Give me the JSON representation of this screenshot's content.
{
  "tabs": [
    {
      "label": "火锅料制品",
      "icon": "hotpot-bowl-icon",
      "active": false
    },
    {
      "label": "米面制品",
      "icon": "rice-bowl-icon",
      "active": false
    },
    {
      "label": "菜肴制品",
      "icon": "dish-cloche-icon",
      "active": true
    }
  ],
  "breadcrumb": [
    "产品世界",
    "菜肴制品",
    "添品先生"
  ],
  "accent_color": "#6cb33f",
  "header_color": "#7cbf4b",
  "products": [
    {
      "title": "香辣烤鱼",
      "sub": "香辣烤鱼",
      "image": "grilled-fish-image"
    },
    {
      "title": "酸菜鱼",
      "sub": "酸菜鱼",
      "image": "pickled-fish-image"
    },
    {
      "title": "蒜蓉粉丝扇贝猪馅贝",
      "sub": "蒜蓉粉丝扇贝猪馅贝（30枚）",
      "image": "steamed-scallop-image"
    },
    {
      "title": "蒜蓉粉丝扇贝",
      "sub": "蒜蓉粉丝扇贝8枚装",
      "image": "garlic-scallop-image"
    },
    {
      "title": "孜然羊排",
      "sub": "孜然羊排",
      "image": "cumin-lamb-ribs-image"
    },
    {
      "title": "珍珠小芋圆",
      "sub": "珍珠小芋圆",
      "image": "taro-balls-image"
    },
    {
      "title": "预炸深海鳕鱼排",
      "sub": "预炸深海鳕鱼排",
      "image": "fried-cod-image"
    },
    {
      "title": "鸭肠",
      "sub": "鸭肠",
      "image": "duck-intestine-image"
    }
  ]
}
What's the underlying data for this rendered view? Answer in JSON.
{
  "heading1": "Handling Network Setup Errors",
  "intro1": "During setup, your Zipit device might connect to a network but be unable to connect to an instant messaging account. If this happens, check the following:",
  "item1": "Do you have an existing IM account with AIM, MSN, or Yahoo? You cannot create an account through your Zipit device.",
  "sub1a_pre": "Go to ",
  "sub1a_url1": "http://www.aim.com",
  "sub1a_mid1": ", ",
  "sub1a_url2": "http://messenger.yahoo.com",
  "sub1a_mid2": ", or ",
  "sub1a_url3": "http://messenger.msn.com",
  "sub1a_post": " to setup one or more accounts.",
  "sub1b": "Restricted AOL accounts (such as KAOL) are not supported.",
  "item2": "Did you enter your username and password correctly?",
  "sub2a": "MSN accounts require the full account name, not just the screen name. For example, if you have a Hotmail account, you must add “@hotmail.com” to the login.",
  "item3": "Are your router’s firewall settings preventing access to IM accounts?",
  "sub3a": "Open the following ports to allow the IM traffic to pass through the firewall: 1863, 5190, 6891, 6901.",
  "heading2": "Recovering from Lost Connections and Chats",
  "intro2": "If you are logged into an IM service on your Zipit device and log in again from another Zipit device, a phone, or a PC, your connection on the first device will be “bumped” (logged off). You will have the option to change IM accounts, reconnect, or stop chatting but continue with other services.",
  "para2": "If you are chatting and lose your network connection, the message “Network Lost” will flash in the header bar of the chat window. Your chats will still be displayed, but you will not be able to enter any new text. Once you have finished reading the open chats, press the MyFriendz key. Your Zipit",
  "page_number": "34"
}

- [YOUR GOAL]
Find each line that has the word "chatting", then copy it out.

- [FULL SOLUTION]
  "intro2": "If you are logged into an IM service on your Zipit device and log in again from another Zipit device, a phone, or a PC, your connection on the first device will be “bumped” (logged off). You will have the option to change IM accounts, reconnect, or stop chatting but continue with other services.",
  "para2": "If you are chatting and lose your network connection, the message “Network Lost” will flash in the header bar of the chat window. Your chats will still be displayed, but you will not be able to enter any new text. Once you have finished reading the open chats, press the MyFriendz key. Your Zipit",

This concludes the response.